[MATERIAL FOR THIS EXERCISE]
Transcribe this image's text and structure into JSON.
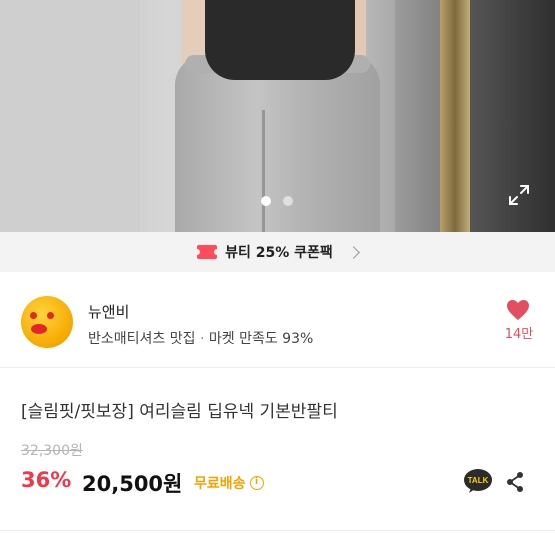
{
  "gallery": {
    "image_alt": "",
    "page_count": 2,
    "current_page": 1,
    "expand_icon": "expand-icon"
  },
  "coupon": {
    "icon": "coupon-ticket-icon",
    "label": "뷰티 25% 쿠폰팩",
    "chevron_icon": "chevron-right-icon"
  },
  "seller": {
    "avatar_icon": "seller-avatar",
    "name": "뉴앤비",
    "tagline": "반소매티셔츠 맛집",
    "separator": "·",
    "satisfaction": "마켓 만족도 93%",
    "likes_icon": "heart-icon",
    "likes": "14만"
  },
  "product": {
    "title": "[슬림핏/핏보장] 여리슬림 딥유넥 기본반팔티",
    "original_price": "32,300원",
    "discount": "36%",
    "price": "20,500원",
    "shipping": "무료배송",
    "shipping_info_icon": "info-icon",
    "talk_icon": "kakao-talk-icon",
    "talk_label": "TALK",
    "share_icon": "share-icon"
  },
  "colors": {
    "discount": "#f0384a",
    "shipping": "#f5a300",
    "heart": "#e34f61"
  }
}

[WHAT YOU WILL DO] Above are records to transcribe exactly; leave their pictures out.

[RESULT OF THE TASK]
Transcribe this image's text and structure into JSON.
{
  "gallery": {
    "image_alt": "",
    "page_count": 2,
    "current_page": 1,
    "expand_icon": "expand-icon"
  },
  "coupon": {
    "icon": "coupon-ticket-icon",
    "label": "뷰티 25% 쿠폰팩",
    "chevron_icon": "chevron-right-icon"
  },
  "seller": {
    "avatar_icon": "seller-avatar",
    "name": "뉴앤비",
    "tagline": "반소매티셔츠 맛집",
    "separator": "·",
    "satisfaction": "마켓 만족도 93%",
    "likes_icon": "heart-icon",
    "likes": "14만"
  },
  "product": {
    "title": "[슬림핏/핏보장] 여리슬림 딥유넥 기본반팔티",
    "original_price": "32,300원",
    "discount": "36%",
    "price": "20,500원",
    "shipping": "무료배송",
    "shipping_info_icon": "info-icon",
    "talk_icon": "kakao-talk-icon",
    "talk_label": "TALK",
    "share_icon": "share-icon"
  },
  "colors": {
    "discount": "#f0384a",
    "shipping": "#f5a300",
    "heart": "#e34f61"
  }
}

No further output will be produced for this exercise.